◆ **GIVEN INSTRUCTION**:
Strip the pictures and reproduce the rest of the listing exactly.

Data records:
━━━━━━━━━━━━━━━━
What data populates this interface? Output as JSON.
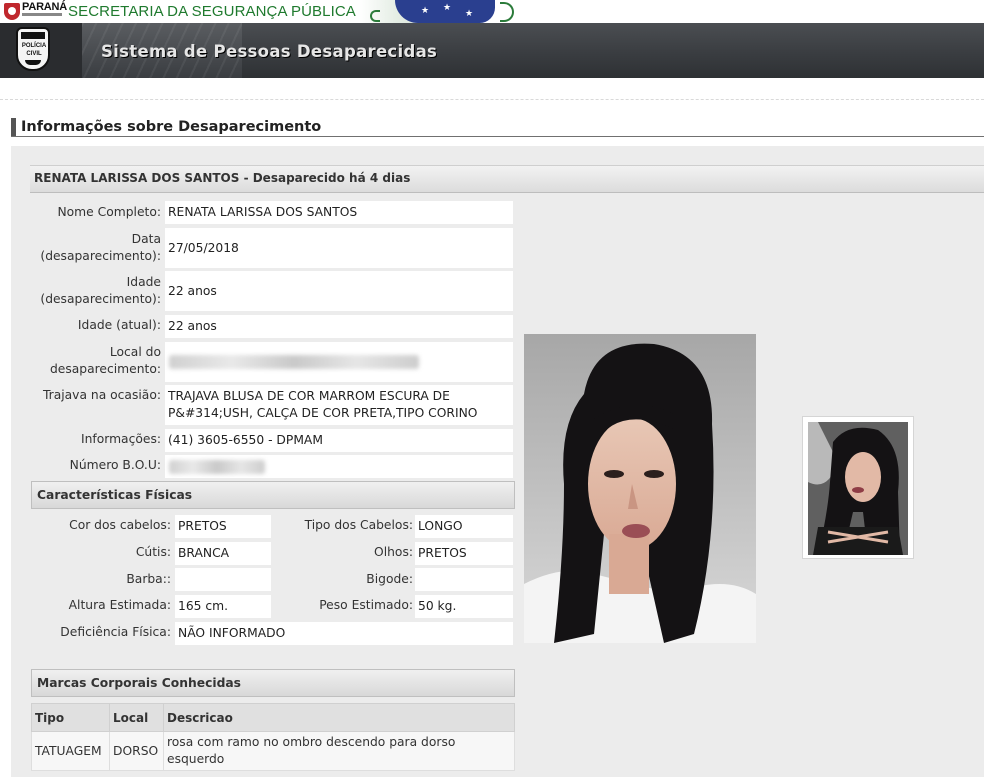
{
  "top_strip": {
    "state": "PARANÁ",
    "secretaria": "SECRETARIA DA SEGURANÇA PÚBLICA"
  },
  "header": {
    "badge_line1": "POLÍCIA",
    "badge_line2": "CIVIL",
    "title": "Sistema de Pessoas Desaparecidas"
  },
  "section_title": "Informações sobre Desaparecimento",
  "person_header": "RENATA LARISSA DOS SANTOS - Desaparecido há  4 dias",
  "details": [
    {
      "label": "Nome Completo:",
      "value": "RENATA LARISSA DOS SANTOS"
    },
    {
      "label": "Data (desaparecimento):",
      "value": "27/05/2018"
    },
    {
      "label": "Idade (desaparecimento):",
      "value": "22 anos"
    },
    {
      "label": "Idade (atual):",
      "value": "22 anos"
    },
    {
      "label": "Local do desaparecimento:",
      "value": ""
    },
    {
      "label": "Trajava na ocasião:",
      "value": "TRAJAVA BLUSA DE COR MARROM ESCURA DE P&#314;USH, CALÇA DE COR PRETA,TIPO CORINO"
    },
    {
      "label": "Informações:",
      "value": "(41) 3605-6550 - DPMAM"
    },
    {
      "label": "Número B.O.U:",
      "value": ""
    }
  ],
  "physical": {
    "title": "Características Físicas",
    "rows": [
      {
        "l1": "Cor dos cabelos:",
        "v1": "PRETOS",
        "l2": "Tipo dos Cabelos:",
        "v2": "LONGO"
      },
      {
        "l1": "Cútis:",
        "v1": "BRANCA",
        "l2": "Olhos:",
        "v2": "PRETOS"
      },
      {
        "l1": "Barba::",
        "v1": "",
        "l2": "Bigode:",
        "v2": ""
      },
      {
        "l1": "Altura Estimada:",
        "v1": "165 cm.",
        "l2": "Peso Estimado:",
        "v2": "50 kg."
      }
    ],
    "deficiency_label": "Deficiência Física:",
    "deficiency_value": "NÃO INFORMADO"
  },
  "marks": {
    "title": "Marcas Corporais Conhecidas",
    "columns": [
      "Tipo",
      "Local",
      "Descricao"
    ],
    "rows": [
      {
        "tipo": "TATUAGEM",
        "local": "DORSO",
        "descricao": "rosa com ramo no ombro descendo para dorso esquerdo"
      }
    ]
  },
  "colors": {
    "header_bg": "#3a3d41",
    "panel_bg": "#ececec",
    "secretaria_green": "#1f7a2e"
  }
}
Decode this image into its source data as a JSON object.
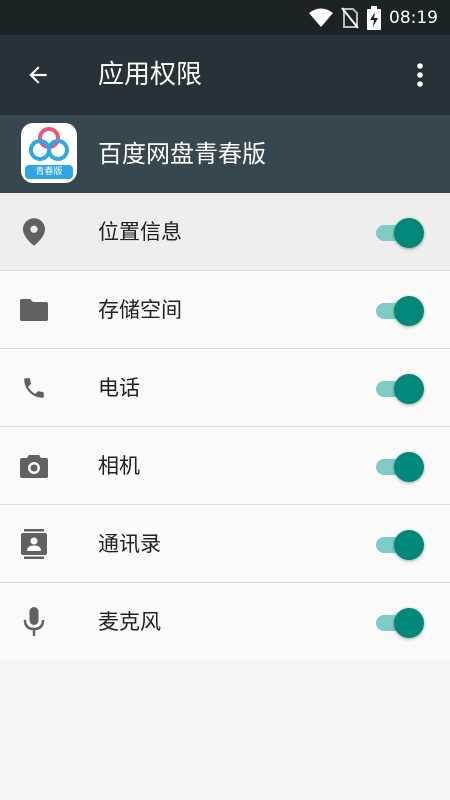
{
  "status_bar": {
    "time": "08:19",
    "icons": [
      "wifi-icon",
      "no-sim-icon",
      "battery-charging-icon"
    ]
  },
  "app_bar": {
    "title": "应用权限",
    "back_icon": "back-arrow-icon",
    "more_icon": "more-vert-icon",
    "background": "#263238"
  },
  "app_header": {
    "app_name": "百度网盘青春版",
    "icon_badge": "青春版",
    "background": "#37474f"
  },
  "permissions": [
    {
      "label": "位置信息",
      "icon": "location-icon",
      "enabled": true
    },
    {
      "label": "存储空间",
      "icon": "folder-icon",
      "enabled": true
    },
    {
      "label": "电话",
      "icon": "phone-icon",
      "enabled": true
    },
    {
      "label": "相机",
      "icon": "camera-icon",
      "enabled": true
    },
    {
      "label": "通讯录",
      "icon": "contacts-icon",
      "enabled": true
    },
    {
      "label": "麦克风",
      "icon": "microphone-icon",
      "enabled": true
    }
  ],
  "colors": {
    "toggle_on_thumb": "#00897b",
    "toggle_on_track": "#80cbc4",
    "icon_gray": "#616161"
  }
}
━━━━━━━━━━━━━━━━
◆ **SOLUTION TO THIS PROBLEM**:
What data populates this interface? Output as JSON.
{
  "top_strip": {
    "state": "PARANÁ",
    "secretaria": "SECRETARIA DA SEGURANÇA PÚBLICA"
  },
  "header": {
    "badge_line1": "POLÍCIA",
    "badge_line2": "CIVIL",
    "title": "Sistema de Pessoas Desaparecidas"
  },
  "section_title": "Informações sobre Desaparecimento",
  "person_header": "RENATA LARISSA DOS SANTOS - Desaparecido há  4 dias",
  "details": [
    {
      "label": "Nome Completo:",
      "value": "RENATA LARISSA DOS SANTOS"
    },
    {
      "label": "Data (desaparecimento):",
      "value": "27/05/2018"
    },
    {
      "label": "Idade (desaparecimento):",
      "value": "22 anos"
    },
    {
      "label": "Idade (atual):",
      "value": "22 anos"
    },
    {
      "label": "Local do desaparecimento:",
      "value": ""
    },
    {
      "label": "Trajava na ocasião:",
      "value": "TRAJAVA BLUSA DE COR MARROM ESCURA DE P&#314;USH, CALÇA DE COR PRETA,TIPO CORINO"
    },
    {
      "label": "Informações:",
      "value": "(41) 3605-6550 - DPMAM"
    },
    {
      "label": "Número B.O.U:",
      "value": ""
    }
  ],
  "physical": {
    "title": "Características Físicas",
    "rows": [
      {
        "l1": "Cor dos cabelos:",
        "v1": "PRETOS",
        "l2": "Tipo dos Cabelos:",
        "v2": "LONGO"
      },
      {
        "l1": "Cútis:",
        "v1": "BRANCA",
        "l2": "Olhos:",
        "v2": "PRETOS"
      },
      {
        "l1": "Barba::",
        "v1": "",
        "l2": "Bigode:",
        "v2": ""
      },
      {
        "l1": "Altura Estimada:",
        "v1": "165 cm.",
        "l2": "Peso Estimado:",
        "v2": "50 kg."
      }
    ],
    "deficiency_label": "Deficiência Física:",
    "deficiency_value": "NÃO INFORMADO"
  },
  "marks": {
    "title": "Marcas Corporais Conhecidas",
    "columns": [
      "Tipo",
      "Local",
      "Descricao"
    ],
    "rows": [
      {
        "tipo": "TATUAGEM",
        "local": "DORSO",
        "descricao": "rosa com ramo no ombro descendo para dorso esquerdo"
      }
    ]
  },
  "colors": {
    "header_bg": "#3a3d41",
    "panel_bg": "#ececec",
    "secretaria_green": "#1f7a2e"
  }
}
Decode this image into its source data as a JSON object.
{
  "status_bar": {
    "time": "08:19",
    "icons": [
      "wifi-icon",
      "no-sim-icon",
      "battery-charging-icon"
    ]
  },
  "app_bar": {
    "title": "应用权限",
    "back_icon": "back-arrow-icon",
    "more_icon": "more-vert-icon",
    "background": "#263238"
  },
  "app_header": {
    "app_name": "百度网盘青春版",
    "icon_badge": "青春版",
    "background": "#37474f"
  },
  "permissions": [
    {
      "label": "位置信息",
      "icon": "location-icon",
      "enabled": true
    },
    {
      "label": "存储空间",
      "icon": "folder-icon",
      "enabled": true
    },
    {
      "label": "电话",
      "icon": "phone-icon",
      "enabled": true
    },
    {
      "label": "相机",
      "icon": "camera-icon",
      "enabled": true
    },
    {
      "label": "通讯录",
      "icon": "contacts-icon",
      "enabled": true
    },
    {
      "label": "麦克风",
      "icon": "microphone-icon",
      "enabled": true
    }
  ],
  "colors": {
    "toggle_on_thumb": "#00897b",
    "toggle_on_track": "#80cbc4",
    "icon_gray": "#616161"
  }
}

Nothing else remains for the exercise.